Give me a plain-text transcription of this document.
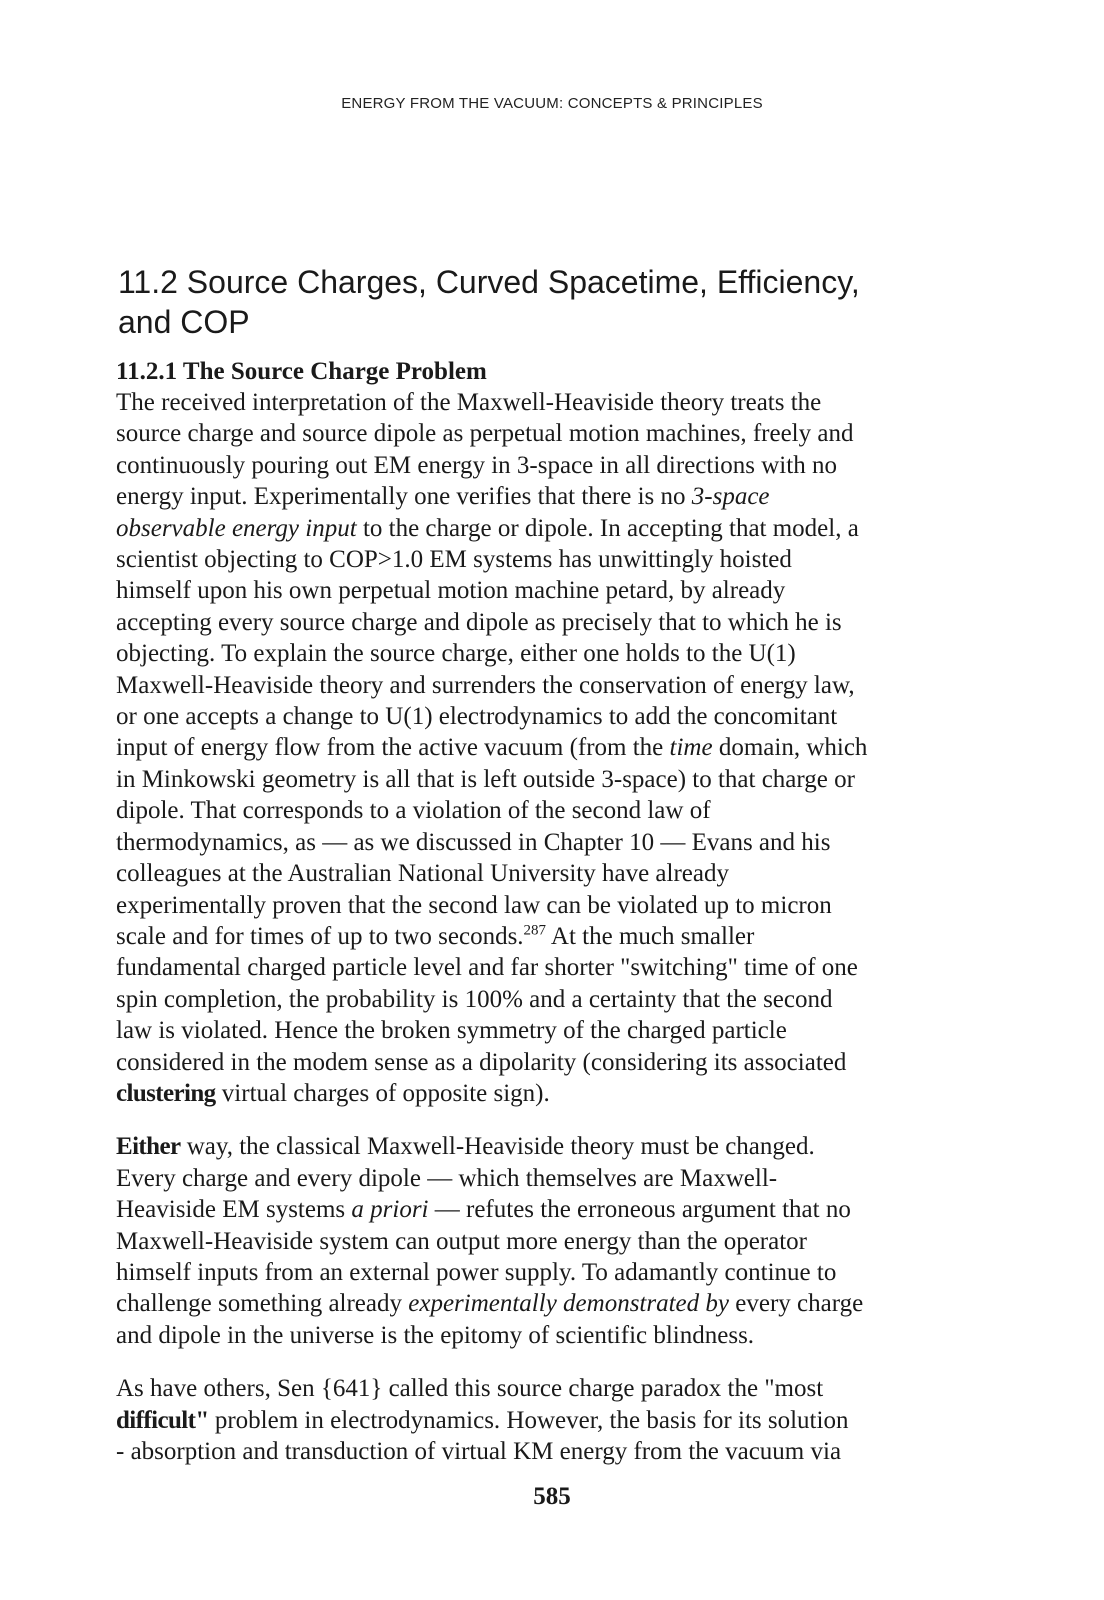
ENERGY FROM THE VACUUM: CONCEPTS & PRINCIPLES
11.2 Source Charges, Curved Spacetime, Efficiency,
and COP
11.2.1 The Source Charge Problem

The received interpretation of the Maxwell-Heaviside theory treats the
source charge and source dipole as perpetual motion machines, freely and
continuously pouring out EM energy in 3-space in all directions with no
energy input. Experimentally one verifies that there is no 3-space
observable energy input to the charge or dipole. In accepting that model, a
scientist objecting to COP>1.0 EM systems has unwittingly hoisted
himself upon his own perpetual motion machine petard, by already
accepting every source charge and dipole as precisely that to which he is
objecting. To explain the source charge, either one holds to the U(1)
Maxwell-Heaviside theory and surrenders the conservation of energy law,
or one accepts a change to U(1) electrodynamics to add the concomitant
input of energy flow from the active vacuum (from the time domain, which
in Minkowski geometry is all that is left outside 3-space) to that charge or
dipole. That corresponds to a violation of the second law of
thermodynamics, as — as we discussed in Chapter 10 — Evans and his
colleagues at the Australian National University have already
experimentally proven that the second law can be violated up to micron
scale and for times of up to two seconds.$^{287}$ At the much smaller
fundamental charged particle level and far shorter "switching" time of one
spin completion, the probability is 100% and a certainty that the second
law is violated. Hence the broken symmetry of the charged particle
considered in the modem sense as a dipolarity (considering its associated
clustering virtual charges of opposite sign).

Either way, the classical Maxwell-Heaviside theory must be changed.
Every charge and every dipole — which themselves are Maxwell-
Heaviside EM systems a priori — refutes the erroneous argument that no
Maxwell-Heaviside system can output more energy than the operator
himself inputs from an external power supply. To adamantly continue to
challenge something already experimentally demonstrated by every charge
and dipole in the universe is the epitomy of scientific blindness.

As have others, Sen {641} called this source charge paradox the "most
difficult" problem in electrodynamics. However, the basis for its solution
- absorption and transduction of virtual KM energy from the vacuum via

585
- - - - -
TO DO:
Skip the pictures and transcribe the rest of the records exactly.

TASK OUTPUT:
Give me a plain-text transcription of this document.
ENERGY FROM THE VACUUM: CONCEPTS & PRINCIPLES
11.2 Source Charges, Curved Spacetime, Efficiency,
and COP
11.2.1 The Source Charge Problem

The received interpretation of the Maxwell-Heaviside theory treats the
source charge and source dipole as perpetual motion machines, freely and
continuously pouring out EM energy in 3-space in all directions with no
energy input. Experimentally one verifies that there is no 3-space
observable energy input to the charge or dipole. In accepting that model, a
scientist objecting to COP>1.0 EM systems has unwittingly hoisted
himself upon his own perpetual motion machine petard, by already
accepting every source charge and dipole as precisely that to which he is
objecting. To explain the source charge, either one holds to the U(1)
Maxwell-Heaviside theory and surrenders the conservation of energy law,
or one accepts a change to U(1) electrodynamics to add the concomitant
input of energy flow from the active vacuum (from the time domain, which
in Minkowski geometry is all that is left outside 3-space) to that charge or
dipole. That corresponds to a violation of the second law of
thermodynamics, as — as we discussed in Chapter 10 — Evans and his
colleagues at the Australian National University have already
experimentally proven that the second law can be violated up to micron
scale and for times of up to two seconds.$^{287}$ At the much smaller
fundamental charged particle level and far shorter "switching" time of one
spin completion, the probability is 100% and a certainty that the second
law is violated. Hence the broken symmetry of the charged particle
considered in the modem sense as a dipolarity (considering its associated
clustering virtual charges of opposite sign).

Either way, the classical Maxwell-Heaviside theory must be changed.
Every charge and every dipole — which themselves are Maxwell-
Heaviside EM systems a priori — refutes the erroneous argument that no
Maxwell-Heaviside system can output more energy than the operator
himself inputs from an external power supply. To adamantly continue to
challenge something already experimentally demonstrated by every charge
and dipole in the universe is the epitomy of scientific blindness.

As have others, Sen {641} called this source charge paradox the "most
difficult" problem in electrodynamics. However, the basis for its solution
- absorption and transduction of virtual KM energy from the vacuum via

585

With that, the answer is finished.